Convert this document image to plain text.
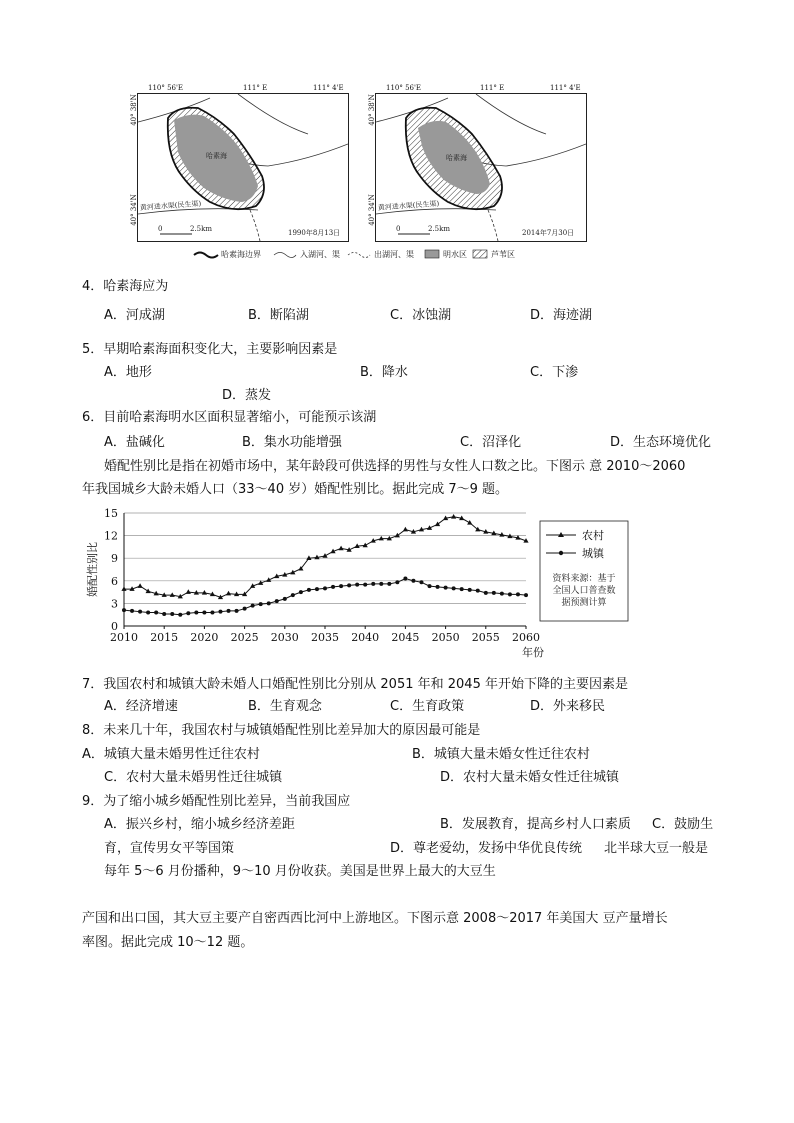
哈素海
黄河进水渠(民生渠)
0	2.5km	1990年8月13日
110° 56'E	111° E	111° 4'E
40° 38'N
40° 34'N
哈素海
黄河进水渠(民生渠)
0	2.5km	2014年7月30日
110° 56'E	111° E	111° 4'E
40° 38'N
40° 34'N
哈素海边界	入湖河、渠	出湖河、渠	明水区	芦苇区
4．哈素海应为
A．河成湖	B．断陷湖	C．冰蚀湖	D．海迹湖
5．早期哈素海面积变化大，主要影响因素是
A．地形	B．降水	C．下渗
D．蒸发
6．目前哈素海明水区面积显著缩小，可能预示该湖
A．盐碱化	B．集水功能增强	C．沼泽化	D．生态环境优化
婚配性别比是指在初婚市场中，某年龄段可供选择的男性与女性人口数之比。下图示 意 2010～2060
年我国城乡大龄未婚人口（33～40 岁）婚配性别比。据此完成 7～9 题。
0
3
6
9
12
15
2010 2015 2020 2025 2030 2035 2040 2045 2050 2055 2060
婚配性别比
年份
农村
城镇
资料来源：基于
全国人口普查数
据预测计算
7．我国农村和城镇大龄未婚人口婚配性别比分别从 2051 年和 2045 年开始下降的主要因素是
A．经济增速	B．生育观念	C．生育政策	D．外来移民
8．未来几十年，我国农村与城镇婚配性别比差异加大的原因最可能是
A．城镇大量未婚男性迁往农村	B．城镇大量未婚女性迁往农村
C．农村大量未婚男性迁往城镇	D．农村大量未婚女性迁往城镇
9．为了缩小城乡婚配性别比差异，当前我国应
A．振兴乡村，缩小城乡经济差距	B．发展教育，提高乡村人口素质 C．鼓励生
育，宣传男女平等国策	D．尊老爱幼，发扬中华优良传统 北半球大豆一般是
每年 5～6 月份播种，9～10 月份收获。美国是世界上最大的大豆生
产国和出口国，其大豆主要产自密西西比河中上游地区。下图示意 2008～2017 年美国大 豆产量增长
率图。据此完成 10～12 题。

▶ _What you are asked to do_
State how many lines of the records hold the string "据此完成", and nothing else.

▶ _Answer to this task_
2